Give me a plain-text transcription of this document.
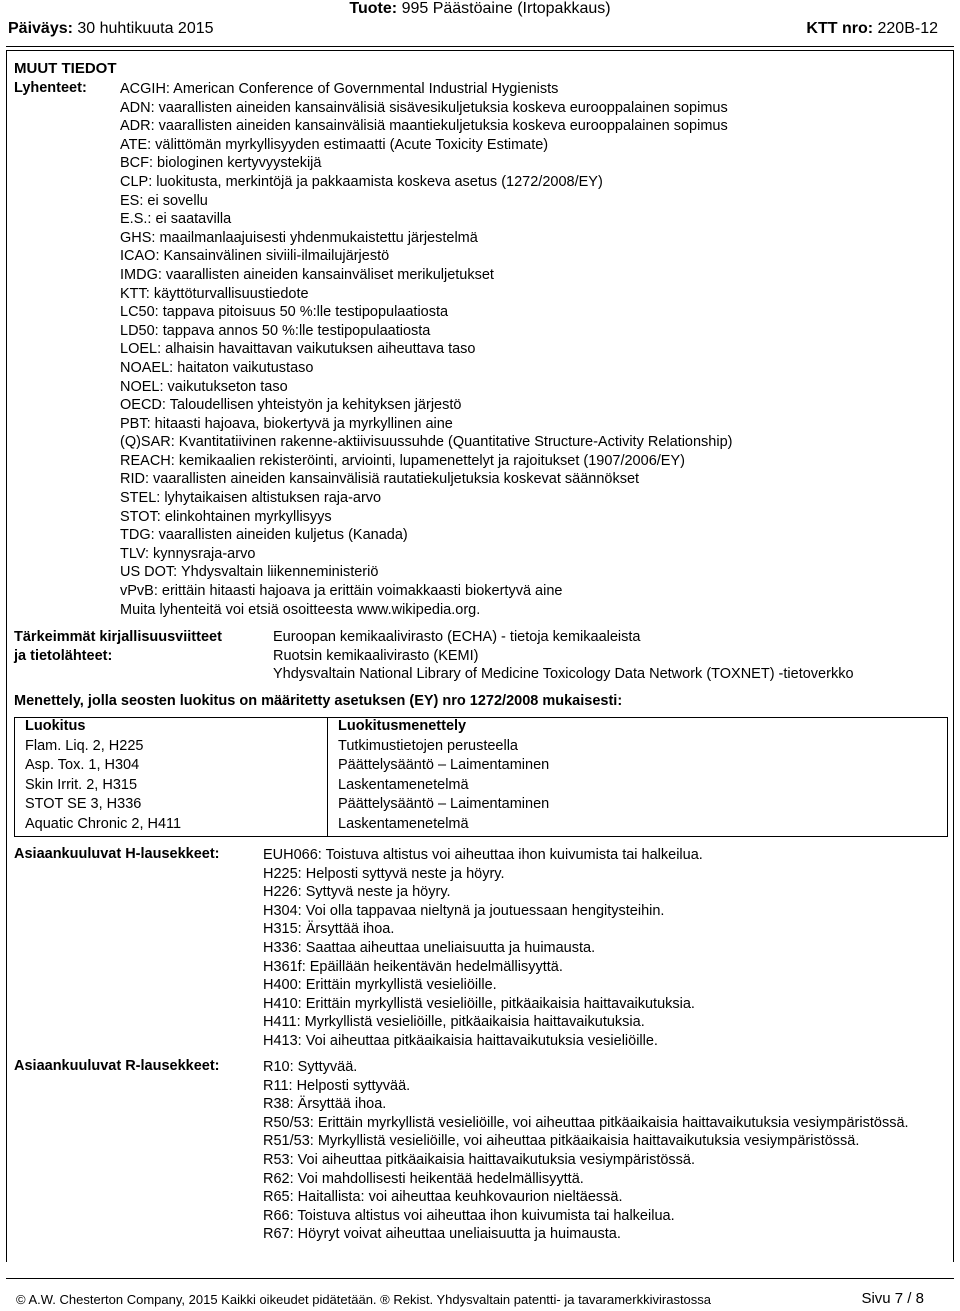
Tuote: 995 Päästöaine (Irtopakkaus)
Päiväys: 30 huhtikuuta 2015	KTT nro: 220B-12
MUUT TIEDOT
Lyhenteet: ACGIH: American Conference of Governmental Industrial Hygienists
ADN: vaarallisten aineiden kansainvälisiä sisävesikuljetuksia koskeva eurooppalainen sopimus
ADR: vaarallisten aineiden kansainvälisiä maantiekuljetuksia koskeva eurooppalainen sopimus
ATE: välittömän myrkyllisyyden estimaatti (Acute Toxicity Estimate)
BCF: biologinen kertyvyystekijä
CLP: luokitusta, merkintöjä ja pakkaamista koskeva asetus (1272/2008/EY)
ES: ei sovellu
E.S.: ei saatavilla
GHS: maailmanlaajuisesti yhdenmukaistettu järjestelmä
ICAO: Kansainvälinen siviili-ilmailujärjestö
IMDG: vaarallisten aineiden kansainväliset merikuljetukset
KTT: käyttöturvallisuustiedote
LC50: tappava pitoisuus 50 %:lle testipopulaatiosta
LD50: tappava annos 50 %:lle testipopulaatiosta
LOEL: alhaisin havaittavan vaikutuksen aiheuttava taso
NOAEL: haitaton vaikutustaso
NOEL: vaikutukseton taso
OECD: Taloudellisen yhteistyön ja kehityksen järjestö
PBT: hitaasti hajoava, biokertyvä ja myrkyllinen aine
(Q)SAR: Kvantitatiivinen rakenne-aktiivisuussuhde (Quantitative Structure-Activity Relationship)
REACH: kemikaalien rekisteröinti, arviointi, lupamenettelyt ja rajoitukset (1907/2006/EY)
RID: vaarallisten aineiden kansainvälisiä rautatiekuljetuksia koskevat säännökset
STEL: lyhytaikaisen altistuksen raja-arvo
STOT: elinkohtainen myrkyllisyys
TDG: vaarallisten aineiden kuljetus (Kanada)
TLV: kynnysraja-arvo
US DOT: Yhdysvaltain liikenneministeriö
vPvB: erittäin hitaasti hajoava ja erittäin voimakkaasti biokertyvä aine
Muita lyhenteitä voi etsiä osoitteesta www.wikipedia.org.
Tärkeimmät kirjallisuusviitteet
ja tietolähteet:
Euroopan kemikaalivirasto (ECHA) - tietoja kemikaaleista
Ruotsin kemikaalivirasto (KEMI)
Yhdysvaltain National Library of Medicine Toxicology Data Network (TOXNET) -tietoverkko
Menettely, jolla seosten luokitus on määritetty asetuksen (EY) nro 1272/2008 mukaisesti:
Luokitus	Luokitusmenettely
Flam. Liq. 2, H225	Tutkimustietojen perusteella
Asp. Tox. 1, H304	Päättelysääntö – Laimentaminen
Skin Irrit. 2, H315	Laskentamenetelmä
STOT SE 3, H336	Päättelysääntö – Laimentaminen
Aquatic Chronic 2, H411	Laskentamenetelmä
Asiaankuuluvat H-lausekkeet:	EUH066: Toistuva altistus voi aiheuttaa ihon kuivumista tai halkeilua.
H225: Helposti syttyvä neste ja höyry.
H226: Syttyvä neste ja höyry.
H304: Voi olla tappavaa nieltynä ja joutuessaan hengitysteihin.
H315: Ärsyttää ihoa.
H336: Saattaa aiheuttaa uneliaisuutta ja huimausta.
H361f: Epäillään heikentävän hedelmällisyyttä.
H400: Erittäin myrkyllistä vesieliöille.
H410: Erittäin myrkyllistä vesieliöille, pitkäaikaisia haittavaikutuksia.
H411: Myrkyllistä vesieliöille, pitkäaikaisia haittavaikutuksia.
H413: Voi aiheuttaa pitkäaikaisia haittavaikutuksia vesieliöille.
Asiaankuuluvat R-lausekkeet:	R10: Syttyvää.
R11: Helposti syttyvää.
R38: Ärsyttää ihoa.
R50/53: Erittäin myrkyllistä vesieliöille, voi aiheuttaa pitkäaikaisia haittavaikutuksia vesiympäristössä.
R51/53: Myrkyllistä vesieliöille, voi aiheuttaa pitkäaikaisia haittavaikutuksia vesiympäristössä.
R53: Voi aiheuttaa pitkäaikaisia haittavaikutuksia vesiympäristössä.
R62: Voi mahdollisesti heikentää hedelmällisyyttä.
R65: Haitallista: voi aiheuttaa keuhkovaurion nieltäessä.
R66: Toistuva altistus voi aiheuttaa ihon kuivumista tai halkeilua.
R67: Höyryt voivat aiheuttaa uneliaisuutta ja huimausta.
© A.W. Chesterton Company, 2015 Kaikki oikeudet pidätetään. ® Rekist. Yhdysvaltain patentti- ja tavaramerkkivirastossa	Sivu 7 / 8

Goal of the exercise:
Take the listing above and restate it word for word, without its pictures.

Written response:
Give me a plain-text transcription of this document.
Tuote: 995 Päästöaine (Irtopakkaus)
Päiväys: 30 huhtikuuta 2015	KTT nro: 220B-12
MUUT TIEDOT
Lyhenteet: ACGIH: American Conference of Governmental Industrial Hygienists
ADN: vaarallisten aineiden kansainvälisiä sisävesikuljetuksia koskeva eurooppalainen sopimus
ADR: vaarallisten aineiden kansainvälisiä maantiekuljetuksia koskeva eurooppalainen sopimus
ATE: välittömän myrkyllisyyden estimaatti (Acute Toxicity Estimate)
BCF: biologinen kertyvyystekijä
CLP: luokitusta, merkintöjä ja pakkaamista koskeva asetus (1272/2008/EY)
ES: ei sovellu
E.S.: ei saatavilla
GHS: maailmanlaajuisesti yhdenmukaistettu järjestelmä
ICAO: Kansainvälinen siviili-ilmailujärjestö
IMDG: vaarallisten aineiden kansainväliset merikuljetukset
KTT: käyttöturvallisuustiedote
LC50: tappava pitoisuus 50 %:lle testipopulaatiosta
LD50: tappava annos 50 %:lle testipopulaatiosta
LOEL: alhaisin havaittavan vaikutuksen aiheuttava taso
NOAEL: haitaton vaikutustaso
NOEL: vaikutukseton taso
OECD: Taloudellisen yhteistyön ja kehityksen järjestö
PBT: hitaasti hajoava, biokertyvä ja myrkyllinen aine
(Q)SAR: Kvantitatiivinen rakenne-aktiivisuussuhde (Quantitative Structure-Activity Relationship)
REACH: kemikaalien rekisteröinti, arviointi, lupamenettelyt ja rajoitukset (1907/2006/EY)
RID: vaarallisten aineiden kansainvälisiä rautatiekuljetuksia koskevat säännökset
STEL: lyhytaikaisen altistuksen raja-arvo
STOT: elinkohtainen myrkyllisyys
TDG: vaarallisten aineiden kuljetus (Kanada)
TLV: kynnysraja-arvo
US DOT: Yhdysvaltain liikenneministeriö
vPvB: erittäin hitaasti hajoava ja erittäin voimakkaasti biokertyvä aine
Muita lyhenteitä voi etsiä osoitteesta www.wikipedia.org.
Tärkeimmät kirjallisuusviitteet
ja tietolähteet:
Euroopan kemikaalivirasto (ECHA) - tietoja kemikaaleista
Ruotsin kemikaalivirasto (KEMI)
Yhdysvaltain National Library of Medicine Toxicology Data Network (TOXNET) -tietoverkko
Menettely, jolla seosten luokitus on määritetty asetuksen (EY) nro 1272/2008 mukaisesti:
Luokitus	Luokitusmenettely
Flam. Liq. 2, H225	Tutkimustietojen perusteella
Asp. Tox. 1, H304	Päättelysääntö – Laimentaminen
Skin Irrit. 2, H315	Laskentamenetelmä
STOT SE 3, H336	Päättelysääntö – Laimentaminen
Aquatic Chronic 2, H411	Laskentamenetelmä
Asiaankuuluvat H-lausekkeet:	EUH066: Toistuva altistus voi aiheuttaa ihon kuivumista tai halkeilua.
H225: Helposti syttyvä neste ja höyry.
H226: Syttyvä neste ja höyry.
H304: Voi olla tappavaa nieltynä ja joutuessaan hengitysteihin.
H315: Ärsyttää ihoa.
H336: Saattaa aiheuttaa uneliaisuutta ja huimausta.
H361f: Epäillään heikentävän hedelmällisyyttä.
H400: Erittäin myrkyllistä vesieliöille.
H410: Erittäin myrkyllistä vesieliöille, pitkäaikaisia haittavaikutuksia.
H411: Myrkyllistä vesieliöille, pitkäaikaisia haittavaikutuksia.
H413: Voi aiheuttaa pitkäaikaisia haittavaikutuksia vesieliöille.
Asiaankuuluvat R-lausekkeet:	R10: Syttyvää.
R11: Helposti syttyvää.
R38: Ärsyttää ihoa.
R50/53: Erittäin myrkyllistä vesieliöille, voi aiheuttaa pitkäaikaisia haittavaikutuksia vesiympäristössä.
R51/53: Myrkyllistä vesieliöille, voi aiheuttaa pitkäaikaisia haittavaikutuksia vesiympäristössä.
R53: Voi aiheuttaa pitkäaikaisia haittavaikutuksia vesiympäristössä.
R62: Voi mahdollisesti heikentää hedelmällisyyttä.
R65: Haitallista: voi aiheuttaa keuhkovaurion nieltäessä.
R66: Toistuva altistus voi aiheuttaa ihon kuivumista tai halkeilua.
R67: Höyryt voivat aiheuttaa uneliaisuutta ja huimausta.
© A.W. Chesterton Company, 2015 Kaikki oikeudet pidätetään. ® Rekist. Yhdysvaltain patentti- ja tavaramerkkivirastossa	Sivu 7 / 8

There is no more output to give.